All lines containing the string "when" must be copied from the entries.

━━━ AVAILABLE RECORDS ━━━

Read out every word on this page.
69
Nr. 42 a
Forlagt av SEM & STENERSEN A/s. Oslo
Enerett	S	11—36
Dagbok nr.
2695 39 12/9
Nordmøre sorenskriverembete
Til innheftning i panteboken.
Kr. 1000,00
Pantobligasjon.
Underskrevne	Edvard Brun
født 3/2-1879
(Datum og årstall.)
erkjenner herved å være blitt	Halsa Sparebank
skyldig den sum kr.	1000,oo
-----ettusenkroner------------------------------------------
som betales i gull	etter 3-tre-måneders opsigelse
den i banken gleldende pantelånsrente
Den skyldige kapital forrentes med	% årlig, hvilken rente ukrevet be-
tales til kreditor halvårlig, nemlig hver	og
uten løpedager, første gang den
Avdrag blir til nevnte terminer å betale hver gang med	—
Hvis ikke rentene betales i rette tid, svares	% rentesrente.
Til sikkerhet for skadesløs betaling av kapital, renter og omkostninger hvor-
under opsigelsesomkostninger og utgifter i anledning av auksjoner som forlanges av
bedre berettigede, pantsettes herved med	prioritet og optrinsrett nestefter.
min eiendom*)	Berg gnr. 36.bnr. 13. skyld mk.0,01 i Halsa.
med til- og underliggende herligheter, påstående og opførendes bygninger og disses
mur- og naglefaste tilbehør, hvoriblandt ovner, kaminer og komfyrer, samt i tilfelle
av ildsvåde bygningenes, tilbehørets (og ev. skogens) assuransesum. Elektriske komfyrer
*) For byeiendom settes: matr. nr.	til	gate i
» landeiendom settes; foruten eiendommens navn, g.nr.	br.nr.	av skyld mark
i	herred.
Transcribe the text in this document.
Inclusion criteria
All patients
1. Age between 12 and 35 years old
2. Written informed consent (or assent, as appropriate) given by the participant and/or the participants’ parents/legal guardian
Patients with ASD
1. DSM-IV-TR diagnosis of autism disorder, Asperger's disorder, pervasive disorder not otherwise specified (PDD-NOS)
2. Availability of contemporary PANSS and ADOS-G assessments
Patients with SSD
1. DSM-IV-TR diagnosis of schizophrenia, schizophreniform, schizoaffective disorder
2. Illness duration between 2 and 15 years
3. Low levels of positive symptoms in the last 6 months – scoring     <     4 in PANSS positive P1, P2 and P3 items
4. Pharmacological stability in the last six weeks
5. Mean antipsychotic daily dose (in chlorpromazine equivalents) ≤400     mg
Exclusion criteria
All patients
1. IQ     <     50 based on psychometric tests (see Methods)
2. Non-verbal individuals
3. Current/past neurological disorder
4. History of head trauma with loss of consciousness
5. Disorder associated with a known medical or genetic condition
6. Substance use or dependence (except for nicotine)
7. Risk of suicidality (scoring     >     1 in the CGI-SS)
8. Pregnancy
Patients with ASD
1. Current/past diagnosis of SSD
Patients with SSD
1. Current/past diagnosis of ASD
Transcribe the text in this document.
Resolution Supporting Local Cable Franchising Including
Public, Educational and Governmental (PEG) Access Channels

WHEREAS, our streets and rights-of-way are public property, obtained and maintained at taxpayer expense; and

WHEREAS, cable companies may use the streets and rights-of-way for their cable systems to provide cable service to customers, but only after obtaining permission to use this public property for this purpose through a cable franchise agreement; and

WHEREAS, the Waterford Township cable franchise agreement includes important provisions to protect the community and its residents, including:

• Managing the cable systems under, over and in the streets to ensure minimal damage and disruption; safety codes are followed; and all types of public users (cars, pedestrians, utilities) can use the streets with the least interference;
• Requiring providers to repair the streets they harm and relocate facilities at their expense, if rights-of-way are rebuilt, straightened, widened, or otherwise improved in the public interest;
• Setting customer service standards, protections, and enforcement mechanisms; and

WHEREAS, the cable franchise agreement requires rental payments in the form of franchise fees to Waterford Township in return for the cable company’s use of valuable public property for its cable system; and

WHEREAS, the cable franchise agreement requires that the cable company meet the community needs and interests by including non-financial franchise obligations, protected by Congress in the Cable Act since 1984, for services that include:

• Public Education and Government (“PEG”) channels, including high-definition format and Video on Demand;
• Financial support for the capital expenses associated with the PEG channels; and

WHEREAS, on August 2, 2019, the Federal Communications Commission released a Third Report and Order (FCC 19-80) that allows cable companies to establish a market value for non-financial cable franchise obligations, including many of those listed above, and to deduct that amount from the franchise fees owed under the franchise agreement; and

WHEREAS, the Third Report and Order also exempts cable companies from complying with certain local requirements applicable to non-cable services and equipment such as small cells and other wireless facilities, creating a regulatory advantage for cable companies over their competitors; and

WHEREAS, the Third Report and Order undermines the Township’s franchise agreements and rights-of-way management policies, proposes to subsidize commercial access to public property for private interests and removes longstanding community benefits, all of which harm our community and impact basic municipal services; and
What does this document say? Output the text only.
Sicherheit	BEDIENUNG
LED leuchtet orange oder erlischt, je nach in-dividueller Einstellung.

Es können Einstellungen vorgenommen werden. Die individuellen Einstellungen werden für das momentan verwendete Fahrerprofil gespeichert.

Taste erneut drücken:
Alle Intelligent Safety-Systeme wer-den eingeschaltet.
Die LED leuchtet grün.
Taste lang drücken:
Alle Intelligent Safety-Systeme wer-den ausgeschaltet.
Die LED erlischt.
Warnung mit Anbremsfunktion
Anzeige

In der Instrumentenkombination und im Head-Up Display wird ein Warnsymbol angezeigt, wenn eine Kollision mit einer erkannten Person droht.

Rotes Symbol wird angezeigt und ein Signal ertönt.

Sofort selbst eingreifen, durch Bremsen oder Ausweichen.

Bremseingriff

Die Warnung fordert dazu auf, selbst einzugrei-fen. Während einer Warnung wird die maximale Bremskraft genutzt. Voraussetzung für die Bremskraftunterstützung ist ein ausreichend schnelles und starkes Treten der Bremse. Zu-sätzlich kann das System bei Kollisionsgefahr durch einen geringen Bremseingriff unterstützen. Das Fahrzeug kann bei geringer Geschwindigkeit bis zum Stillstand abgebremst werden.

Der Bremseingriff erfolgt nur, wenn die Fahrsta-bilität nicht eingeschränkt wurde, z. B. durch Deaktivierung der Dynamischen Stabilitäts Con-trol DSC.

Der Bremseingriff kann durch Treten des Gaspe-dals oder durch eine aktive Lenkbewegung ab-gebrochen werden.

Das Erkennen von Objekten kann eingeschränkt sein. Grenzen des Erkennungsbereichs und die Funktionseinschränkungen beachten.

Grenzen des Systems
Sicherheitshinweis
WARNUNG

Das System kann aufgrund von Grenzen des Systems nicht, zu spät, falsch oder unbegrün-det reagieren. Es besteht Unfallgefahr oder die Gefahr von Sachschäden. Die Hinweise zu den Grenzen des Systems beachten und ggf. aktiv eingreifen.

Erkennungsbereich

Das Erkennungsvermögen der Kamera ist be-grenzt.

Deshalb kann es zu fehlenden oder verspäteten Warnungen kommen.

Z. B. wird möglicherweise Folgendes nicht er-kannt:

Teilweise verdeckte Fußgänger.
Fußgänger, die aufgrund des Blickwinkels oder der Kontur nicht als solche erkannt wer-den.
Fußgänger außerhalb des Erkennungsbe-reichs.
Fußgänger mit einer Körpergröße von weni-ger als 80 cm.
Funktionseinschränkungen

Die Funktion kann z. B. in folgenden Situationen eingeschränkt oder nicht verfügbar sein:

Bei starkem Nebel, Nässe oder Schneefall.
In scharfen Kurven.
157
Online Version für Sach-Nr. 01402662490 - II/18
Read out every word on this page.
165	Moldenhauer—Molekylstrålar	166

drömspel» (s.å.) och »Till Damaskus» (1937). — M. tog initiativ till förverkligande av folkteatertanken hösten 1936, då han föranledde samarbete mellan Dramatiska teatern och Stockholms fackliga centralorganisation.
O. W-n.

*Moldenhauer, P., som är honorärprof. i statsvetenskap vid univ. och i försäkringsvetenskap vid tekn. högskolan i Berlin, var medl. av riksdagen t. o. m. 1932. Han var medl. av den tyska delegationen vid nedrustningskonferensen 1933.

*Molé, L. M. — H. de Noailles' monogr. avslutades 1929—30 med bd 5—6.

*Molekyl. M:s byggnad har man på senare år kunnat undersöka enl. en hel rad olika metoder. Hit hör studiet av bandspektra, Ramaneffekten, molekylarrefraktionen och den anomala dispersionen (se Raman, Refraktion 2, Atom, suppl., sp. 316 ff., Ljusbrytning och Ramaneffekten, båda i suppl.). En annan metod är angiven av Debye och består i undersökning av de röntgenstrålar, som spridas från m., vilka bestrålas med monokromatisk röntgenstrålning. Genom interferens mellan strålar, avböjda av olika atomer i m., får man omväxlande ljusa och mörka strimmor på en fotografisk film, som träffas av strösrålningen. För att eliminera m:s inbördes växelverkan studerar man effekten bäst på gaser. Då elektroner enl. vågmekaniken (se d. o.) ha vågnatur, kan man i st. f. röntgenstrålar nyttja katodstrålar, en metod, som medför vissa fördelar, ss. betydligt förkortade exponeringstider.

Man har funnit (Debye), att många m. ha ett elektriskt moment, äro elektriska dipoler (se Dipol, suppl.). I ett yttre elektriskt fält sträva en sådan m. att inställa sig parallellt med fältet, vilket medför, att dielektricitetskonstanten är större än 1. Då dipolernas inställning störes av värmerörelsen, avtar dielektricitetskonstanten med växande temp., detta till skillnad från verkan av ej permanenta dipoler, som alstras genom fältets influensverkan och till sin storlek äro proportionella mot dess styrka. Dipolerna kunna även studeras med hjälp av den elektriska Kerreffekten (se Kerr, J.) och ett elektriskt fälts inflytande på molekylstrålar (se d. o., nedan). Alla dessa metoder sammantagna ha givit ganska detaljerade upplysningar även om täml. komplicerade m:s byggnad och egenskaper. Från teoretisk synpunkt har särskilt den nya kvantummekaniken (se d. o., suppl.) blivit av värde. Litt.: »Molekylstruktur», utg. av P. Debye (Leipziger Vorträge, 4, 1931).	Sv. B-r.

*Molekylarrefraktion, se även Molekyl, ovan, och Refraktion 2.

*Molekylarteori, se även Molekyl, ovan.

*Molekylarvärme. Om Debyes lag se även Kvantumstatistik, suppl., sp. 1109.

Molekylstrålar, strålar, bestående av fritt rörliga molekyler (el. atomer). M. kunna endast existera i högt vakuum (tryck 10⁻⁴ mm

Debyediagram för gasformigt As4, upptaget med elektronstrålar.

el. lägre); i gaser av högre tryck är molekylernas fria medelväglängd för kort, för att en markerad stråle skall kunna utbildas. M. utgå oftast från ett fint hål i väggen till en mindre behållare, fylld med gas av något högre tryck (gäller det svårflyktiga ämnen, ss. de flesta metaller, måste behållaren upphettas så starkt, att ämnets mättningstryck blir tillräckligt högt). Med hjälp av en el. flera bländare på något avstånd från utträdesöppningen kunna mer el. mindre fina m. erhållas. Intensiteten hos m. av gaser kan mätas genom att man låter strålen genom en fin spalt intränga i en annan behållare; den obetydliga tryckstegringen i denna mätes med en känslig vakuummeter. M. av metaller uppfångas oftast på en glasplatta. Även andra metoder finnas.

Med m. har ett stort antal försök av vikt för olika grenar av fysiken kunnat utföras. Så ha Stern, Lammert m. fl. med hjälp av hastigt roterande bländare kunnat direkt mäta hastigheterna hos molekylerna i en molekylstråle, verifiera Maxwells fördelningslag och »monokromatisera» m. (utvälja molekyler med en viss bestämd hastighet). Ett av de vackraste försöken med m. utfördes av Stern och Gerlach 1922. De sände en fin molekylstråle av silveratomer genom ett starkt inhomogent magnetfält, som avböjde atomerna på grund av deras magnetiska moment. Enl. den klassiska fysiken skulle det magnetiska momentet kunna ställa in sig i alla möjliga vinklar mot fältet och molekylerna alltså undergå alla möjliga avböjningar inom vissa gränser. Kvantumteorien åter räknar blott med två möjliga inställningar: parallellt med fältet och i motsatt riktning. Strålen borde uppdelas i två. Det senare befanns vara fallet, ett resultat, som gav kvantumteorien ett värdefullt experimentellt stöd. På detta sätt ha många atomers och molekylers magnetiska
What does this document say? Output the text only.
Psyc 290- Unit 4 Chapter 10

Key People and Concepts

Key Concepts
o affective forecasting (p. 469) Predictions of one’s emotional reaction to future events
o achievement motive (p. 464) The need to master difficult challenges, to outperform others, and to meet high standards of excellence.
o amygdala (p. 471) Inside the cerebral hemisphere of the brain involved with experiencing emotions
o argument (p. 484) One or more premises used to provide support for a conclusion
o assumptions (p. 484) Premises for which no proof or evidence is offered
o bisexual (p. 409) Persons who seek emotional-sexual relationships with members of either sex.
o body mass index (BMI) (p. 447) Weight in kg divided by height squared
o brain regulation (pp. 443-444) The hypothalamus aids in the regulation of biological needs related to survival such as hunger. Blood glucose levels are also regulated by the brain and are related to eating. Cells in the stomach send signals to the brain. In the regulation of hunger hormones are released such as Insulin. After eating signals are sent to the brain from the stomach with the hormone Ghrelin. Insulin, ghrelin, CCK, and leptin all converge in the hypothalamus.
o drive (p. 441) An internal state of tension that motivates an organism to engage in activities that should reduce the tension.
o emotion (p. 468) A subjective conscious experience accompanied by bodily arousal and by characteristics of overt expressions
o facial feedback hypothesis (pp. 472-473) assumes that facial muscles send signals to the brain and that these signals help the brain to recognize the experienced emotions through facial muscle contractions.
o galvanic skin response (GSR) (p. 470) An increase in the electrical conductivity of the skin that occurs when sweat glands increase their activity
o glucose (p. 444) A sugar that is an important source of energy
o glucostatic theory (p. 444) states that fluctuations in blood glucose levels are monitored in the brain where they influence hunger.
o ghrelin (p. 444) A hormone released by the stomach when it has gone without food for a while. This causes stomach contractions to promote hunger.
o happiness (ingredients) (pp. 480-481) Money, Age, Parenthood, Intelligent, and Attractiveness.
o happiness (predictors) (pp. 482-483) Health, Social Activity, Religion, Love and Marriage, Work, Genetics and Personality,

━━━

▶ TASK RESPONSE:
o galvanic skin response (GSR) (p. 470) An increase in the electrical conductivity of the skin that occurs when sweat glands increase their activity
o ghrelin (p. 444) A hormone released by the stomach when it has gone without food for a while. This causes stomach contractions to promote hunger.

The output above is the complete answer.